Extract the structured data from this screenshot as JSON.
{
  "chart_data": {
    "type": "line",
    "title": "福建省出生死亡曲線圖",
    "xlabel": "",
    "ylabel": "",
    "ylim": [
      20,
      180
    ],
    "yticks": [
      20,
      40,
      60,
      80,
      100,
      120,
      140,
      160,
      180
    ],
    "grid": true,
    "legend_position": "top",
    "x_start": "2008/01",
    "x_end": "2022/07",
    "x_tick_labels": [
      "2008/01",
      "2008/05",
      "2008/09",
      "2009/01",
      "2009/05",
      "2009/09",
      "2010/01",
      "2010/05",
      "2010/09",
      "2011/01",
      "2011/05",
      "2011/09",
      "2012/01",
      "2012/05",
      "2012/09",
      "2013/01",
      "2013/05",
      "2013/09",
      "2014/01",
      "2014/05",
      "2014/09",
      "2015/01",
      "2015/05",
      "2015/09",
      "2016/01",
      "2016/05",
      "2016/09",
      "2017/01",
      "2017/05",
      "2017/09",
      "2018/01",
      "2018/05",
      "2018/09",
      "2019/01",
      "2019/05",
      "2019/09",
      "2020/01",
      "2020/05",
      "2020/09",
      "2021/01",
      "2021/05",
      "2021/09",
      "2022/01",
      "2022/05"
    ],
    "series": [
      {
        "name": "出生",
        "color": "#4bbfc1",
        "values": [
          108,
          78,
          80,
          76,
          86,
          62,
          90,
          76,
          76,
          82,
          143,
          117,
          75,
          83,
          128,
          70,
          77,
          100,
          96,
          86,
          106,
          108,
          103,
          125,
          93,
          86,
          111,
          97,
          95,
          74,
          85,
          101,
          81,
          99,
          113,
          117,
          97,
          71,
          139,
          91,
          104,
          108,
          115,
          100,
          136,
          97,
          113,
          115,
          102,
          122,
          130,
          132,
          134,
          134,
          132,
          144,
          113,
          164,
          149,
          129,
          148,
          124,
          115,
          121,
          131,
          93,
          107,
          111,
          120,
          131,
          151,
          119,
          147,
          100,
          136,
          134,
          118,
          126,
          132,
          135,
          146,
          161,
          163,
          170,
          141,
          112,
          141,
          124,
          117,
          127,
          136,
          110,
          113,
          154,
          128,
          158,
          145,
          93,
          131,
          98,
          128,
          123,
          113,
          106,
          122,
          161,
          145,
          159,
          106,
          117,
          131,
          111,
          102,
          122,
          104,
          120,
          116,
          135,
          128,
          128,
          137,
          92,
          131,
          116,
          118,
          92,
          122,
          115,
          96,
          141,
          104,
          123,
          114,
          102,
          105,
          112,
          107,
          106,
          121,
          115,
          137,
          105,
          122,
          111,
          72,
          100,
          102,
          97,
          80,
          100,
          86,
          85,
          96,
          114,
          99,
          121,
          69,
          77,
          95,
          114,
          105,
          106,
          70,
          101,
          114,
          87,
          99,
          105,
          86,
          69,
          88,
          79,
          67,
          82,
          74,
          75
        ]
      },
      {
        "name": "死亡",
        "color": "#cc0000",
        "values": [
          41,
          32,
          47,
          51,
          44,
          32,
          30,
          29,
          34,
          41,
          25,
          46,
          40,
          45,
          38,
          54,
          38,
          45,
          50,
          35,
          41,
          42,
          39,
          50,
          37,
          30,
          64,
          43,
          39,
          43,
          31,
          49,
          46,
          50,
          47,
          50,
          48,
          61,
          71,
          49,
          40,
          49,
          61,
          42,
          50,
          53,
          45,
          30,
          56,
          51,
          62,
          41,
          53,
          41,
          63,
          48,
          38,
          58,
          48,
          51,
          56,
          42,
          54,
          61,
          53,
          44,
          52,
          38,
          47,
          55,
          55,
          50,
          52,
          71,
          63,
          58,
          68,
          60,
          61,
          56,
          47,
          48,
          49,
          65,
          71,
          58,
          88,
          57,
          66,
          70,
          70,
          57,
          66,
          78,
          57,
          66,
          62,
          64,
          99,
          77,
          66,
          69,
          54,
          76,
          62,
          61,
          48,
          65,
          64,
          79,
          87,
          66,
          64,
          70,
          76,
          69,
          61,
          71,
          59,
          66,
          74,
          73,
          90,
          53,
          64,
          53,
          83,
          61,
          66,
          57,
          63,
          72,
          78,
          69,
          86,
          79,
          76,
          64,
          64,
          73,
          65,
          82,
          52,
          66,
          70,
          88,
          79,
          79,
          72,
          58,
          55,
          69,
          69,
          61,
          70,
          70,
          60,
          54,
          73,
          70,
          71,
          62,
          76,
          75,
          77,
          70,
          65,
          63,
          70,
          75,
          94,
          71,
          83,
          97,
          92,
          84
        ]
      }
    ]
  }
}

- **What is asked**
Repeat the listing in full, keeping every line exactly as it is.

- **The completed task**
Extract the structured data from this screenshot as JSON.
{
  "chart_data": {
    "type": "line",
    "title": "福建省出生死亡曲線圖",
    "xlabel": "",
    "ylabel": "",
    "ylim": [
      20,
      180
    ],
    "yticks": [
      20,
      40,
      60,
      80,
      100,
      120,
      140,
      160,
      180
    ],
    "grid": true,
    "legend_position": "top",
    "x_start": "2008/01",
    "x_end": "2022/07",
    "x_tick_labels": [
      "2008/01",
      "2008/05",
      "2008/09",
      "2009/01",
      "2009/05",
      "2009/09",
      "2010/01",
      "2010/05",
      "2010/09",
      "2011/01",
      "2011/05",
      "2011/09",
      "2012/01",
      "2012/05",
      "2012/09",
      "2013/01",
      "2013/05",
      "2013/09",
      "2014/01",
      "2014/05",
      "2014/09",
      "2015/01",
      "2015/05",
      "2015/09",
      "2016/01",
      "2016/05",
      "2016/09",
      "2017/01",
      "2017/05",
      "2017/09",
      "2018/01",
      "2018/05",
      "2018/09",
      "2019/01",
      "2019/05",
      "2019/09",
      "2020/01",
      "2020/05",
      "2020/09",
      "2021/01",
      "2021/05",
      "2021/09",
      "2022/01",
      "2022/05"
    ],
    "series": [
      {
        "name": "出生",
        "color": "#4bbfc1",
        "values": [
          108,
          78,
          80,
          76,
          86,
          62,
          90,
          76,
          76,
          82,
          143,
          117,
          75,
          83,
          128,
          70,
          77,
          100,
          96,
          86,
          106,
          108,
          103,
          125,
          93,
          86,
          111,
          97,
          95,
          74,
          85,
          101,
          81,
          99,
          113,
          117,
          97,
          71,
          139,
          91,
          104,
          108,
          115,
          100,
          136,
          97,
          113,
          115,
          102,
          122,
          130,
          132,
          134,
          134,
          132,
          144,
          113,
          164,
          149,
          129,
          148,
          124,
          115,
          121,
          131,
          93,
          107,
          111,
          120,
          131,
          151,
          119,
          147,
          100,
          136,
          134,
          118,
          126,
          132,
          135,
          146,
          161,
          163,
          170,
          141,
          112,
          141,
          124,
          117,
          127,
          136,
          110,
          113,
          154,
          128,
          158,
          145,
          93,
          131,
          98,
          128,
          123,
          113,
          106,
          122,
          161,
          145,
          159,
          106,
          117,
          131,
          111,
          102,
          122,
          104,
          120,
          116,
          135,
          128,
          128,
          137,
          92,
          131,
          116,
          118,
          92,
          122,
          115,
          96,
          141,
          104,
          123,
          114,
          102,
          105,
          112,
          107,
          106,
          121,
          115,
          137,
          105,
          122,
          111,
          72,
          100,
          102,
          97,
          80,
          100,
          86,
          85,
          96,
          114,
          99,
          121,
          69,
          77,
          95,
          114,
          105,
          106,
          70,
          101,
          114,
          87,
          99,
          105,
          86,
          69,
          88,
          79,
          67,
          82,
          74,
          75
        ]
      },
      {
        "name": "死亡",
        "color": "#cc0000",
        "values": [
          41,
          32,
          47,
          51,
          44,
          32,
          30,
          29,
          34,
          41,
          25,
          46,
          40,
          45,
          38,
          54,
          38,
          45,
          50,
          35,
          41,
          42,
          39,
          50,
          37,
          30,
          64,
          43,
          39,
          43,
          31,
          49,
          46,
          50,
          47,
          50,
          48,
          61,
          71,
          49,
          40,
          49,
          61,
          42,
          50,
          53,
          45,
          30,
          56,
          51,
          62,
          41,
          53,
          41,
          63,
          48,
          38,
          58,
          48,
          51,
          56,
          42,
          54,
          61,
          53,
          44,
          52,
          38,
          47,
          55,
          55,
          50,
          52,
          71,
          63,
          58,
          68,
          60,
          61,
          56,
          47,
          48,
          49,
          65,
          71,
          58,
          88,
          57,
          66,
          70,
          70,
          57,
          66,
          78,
          57,
          66,
          62,
          64,
          99,
          77,
          66,
          69,
          54,
          76,
          62,
          61,
          48,
          65,
          64,
          79,
          87,
          66,
          64,
          70,
          76,
          69,
          61,
          71,
          59,
          66,
          74,
          73,
          90,
          53,
          64,
          53,
          83,
          61,
          66,
          57,
          63,
          72,
          78,
          69,
          86,
          79,
          76,
          64,
          64,
          73,
          65,
          82,
          52,
          66,
          70,
          88,
          79,
          79,
          72,
          58,
          55,
          69,
          69,
          61,
          70,
          70,
          60,
          54,
          73,
          70,
          71,
          62,
          76,
          75,
          77,
          70,
          65,
          63,
          70,
          75,
          94,
          71,
          83,
          97,
          92,
          84
        ]
      }
    ]
  }
}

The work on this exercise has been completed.